>>>>

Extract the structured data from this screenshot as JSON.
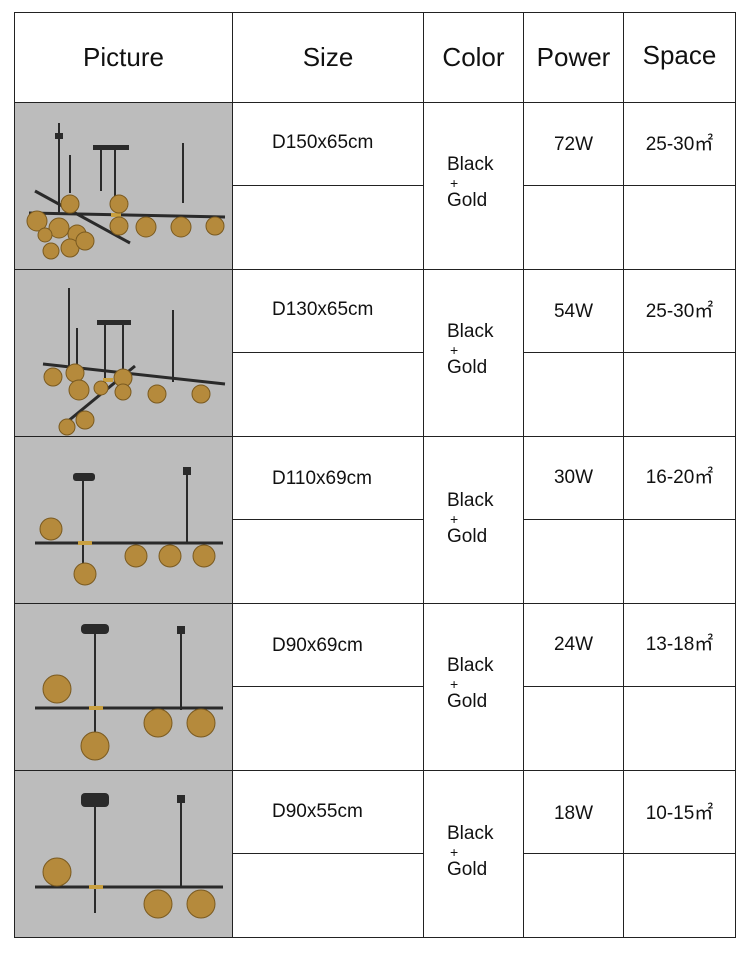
{
  "header": {
    "picture": "Picture",
    "size": "Size",
    "color": "Color",
    "power": "Power",
    "space": "Space"
  },
  "rows": [
    {
      "size": "D150x65cm",
      "color_top": "Black",
      "color_plus": "+",
      "color_bottom": "Gold",
      "power": "72W",
      "space": "25-30㎡",
      "picture_icon": "chandelier-13-globes-icon"
    },
    {
      "size": "D130x65cm",
      "color_top": "Black",
      "color_plus": "+",
      "color_bottom": "Gold",
      "power": "54W",
      "space": "25-30㎡",
      "picture_icon": "chandelier-10-globes-icon"
    },
    {
      "size": "D110x69cm",
      "color_top": "Black",
      "color_plus": "+",
      "color_bottom": "Gold",
      "power": "30W",
      "space": "16-20㎡",
      "picture_icon": "chandelier-5-globes-icon"
    },
    {
      "size": "D90x69cm",
      "color_top": "Black",
      "color_plus": "+",
      "color_bottom": "Gold",
      "power": "24W",
      "space": "13-18㎡",
      "picture_icon": "chandelier-4-globes-icon"
    },
    {
      "size": "D90x55cm",
      "color_top": "Black",
      "color_plus": "+",
      "color_bottom": "Gold",
      "power": "18W",
      "space": "10-15㎡",
      "picture_icon": "chandelier-3-globes-icon"
    }
  ],
  "colors": {
    "border": "#222222",
    "picture_bg": "#bcbcbc",
    "rod": "#2a2a2a",
    "globe": "#b58a3c",
    "globe_glow": "#f3dc97",
    "accent_gold": "#c9a040"
  }
}
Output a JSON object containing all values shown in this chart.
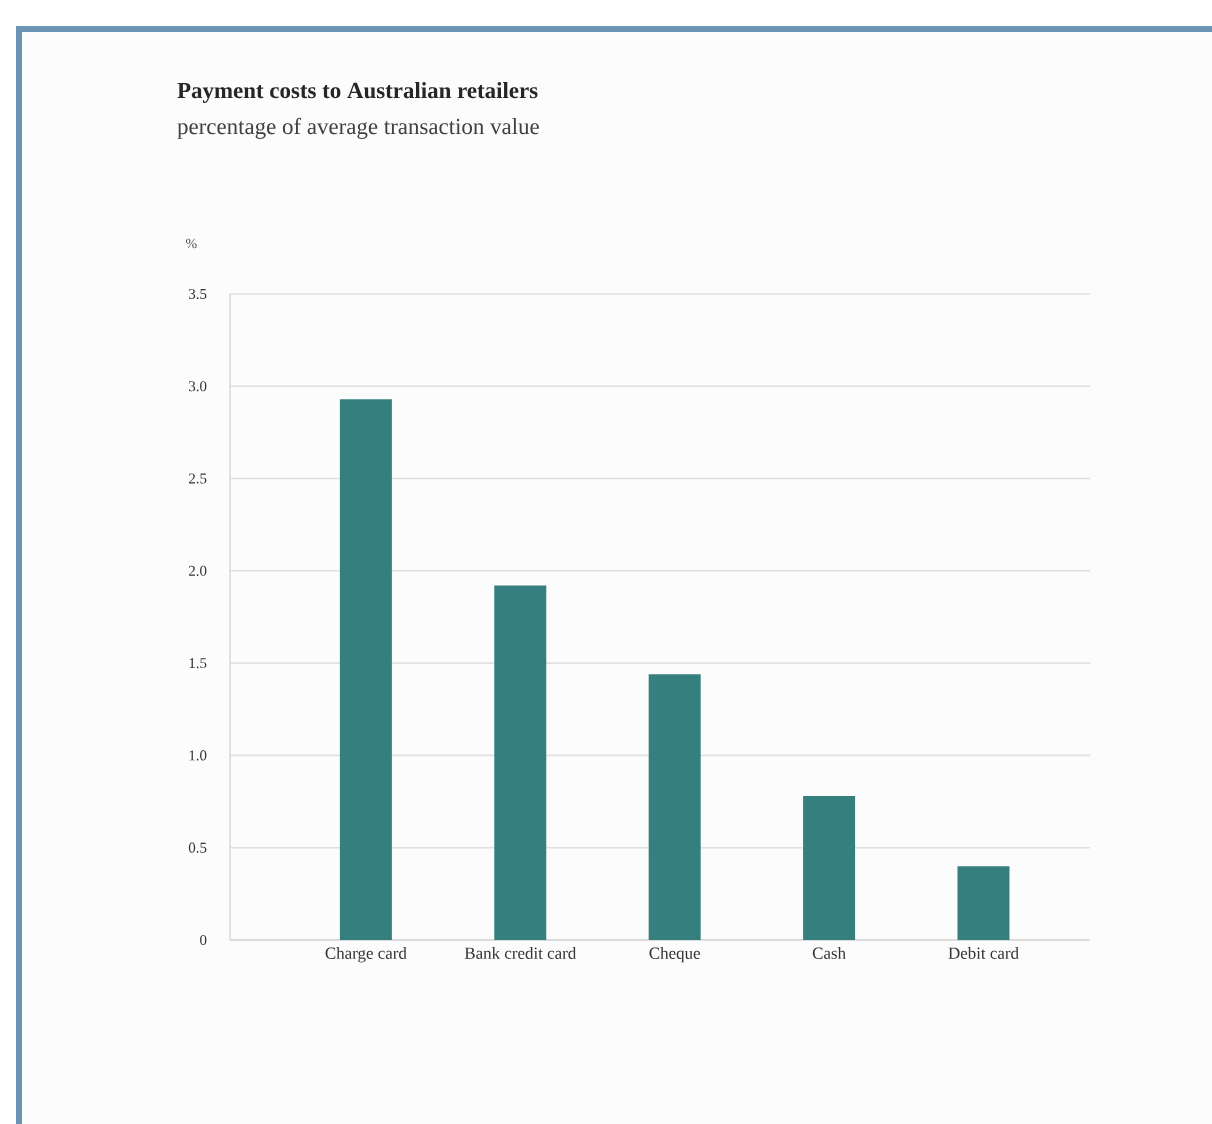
{
  "chart_data": {
    "type": "bar",
    "title": "Payment costs to Australian retailers",
    "subtitle": "percentage of average transaction value",
    "ylabel": "%",
    "categories": [
      "Charge card",
      "Bank credit card",
      "Cheque",
      "Cash",
      "Debit card"
    ],
    "values": [
      2.93,
      1.92,
      1.44,
      0.78,
      0.4
    ],
    "color": "#367f7f",
    "ylim": [
      0,
      3.5
    ],
    "yticks": [
      0,
      {
        "value": 0.5,
        "label": "0.5"
      },
      {
        "value": 1,
        "label": "1.0"
      },
      {
        "value": 1.5,
        "label": "1.5"
      },
      {
        "value": 2,
        "label": "2.0"
      },
      {
        "value": 2.5,
        "label": "2.5"
      },
      {
        "value": 3,
        "label": "3.0"
      },
      {
        "value": 3.5,
        "label": "3.5"
      }
    ],
    "grid": "y"
  }
}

<<<<

■ What you have to do ■
Strip out the images, then output the records above word for word.

■ Answer to this problem ■
Extract the structured data from this screenshot as JSON.
{
  "header": {
    "picture": "Picture",
    "size": "Size",
    "color": "Color",
    "power": "Power",
    "space": "Space"
  },
  "rows": [
    {
      "size": "D150x65cm",
      "color_top": "Black",
      "color_plus": "+",
      "color_bottom": "Gold",
      "power": "72W",
      "space": "25-30㎡",
      "picture_icon": "chandelier-13-globes-icon"
    },
    {
      "size": "D130x65cm",
      "color_top": "Black",
      "color_plus": "+",
      "color_bottom": "Gold",
      "power": "54W",
      "space": "25-30㎡",
      "picture_icon": "chandelier-10-globes-icon"
    },
    {
      "size": "D110x69cm",
      "color_top": "Black",
      "color_plus": "+",
      "color_bottom": "Gold",
      "power": "30W",
      "space": "16-20㎡",
      "picture_icon": "chandelier-5-globes-icon"
    },
    {
      "size": "D90x69cm",
      "color_top": "Black",
      "color_plus": "+",
      "color_bottom": "Gold",
      "power": "24W",
      "space": "13-18㎡",
      "picture_icon": "chandelier-4-globes-icon"
    },
    {
      "size": "D90x55cm",
      "color_top": "Black",
      "color_plus": "+",
      "color_bottom": "Gold",
      "power": "18W",
      "space": "10-15㎡",
      "picture_icon": "chandelier-3-globes-icon"
    }
  ],
  "colors": {
    "border": "#222222",
    "picture_bg": "#bcbcbc",
    "rod": "#2a2a2a",
    "globe": "#b58a3c",
    "globe_glow": "#f3dc97",
    "accent_gold": "#c9a040"
  }
}
Output a JSON object containing all values shown in this chart.
{
  "chart_data": {
    "type": "bar",
    "title": "Payment costs to Australian retailers",
    "subtitle": "percentage of average transaction value",
    "ylabel": "%",
    "categories": [
      "Charge card",
      "Bank credit card",
      "Cheque",
      "Cash",
      "Debit card"
    ],
    "values": [
      2.93,
      1.92,
      1.44,
      0.78,
      0.4
    ],
    "color": "#367f7f",
    "ylim": [
      0,
      3.5
    ],
    "yticks": [
      0,
      {
        "value": 0.5,
        "label": "0.5"
      },
      {
        "value": 1,
        "label": "1.0"
      },
      {
        "value": 1.5,
        "label": "1.5"
      },
      {
        "value": 2,
        "label": "2.0"
      },
      {
        "value": 2.5,
        "label": "2.5"
      },
      {
        "value": 3,
        "label": "3.0"
      },
      {
        "value": 3.5,
        "label": "3.5"
      }
    ],
    "grid": "y"
  }
}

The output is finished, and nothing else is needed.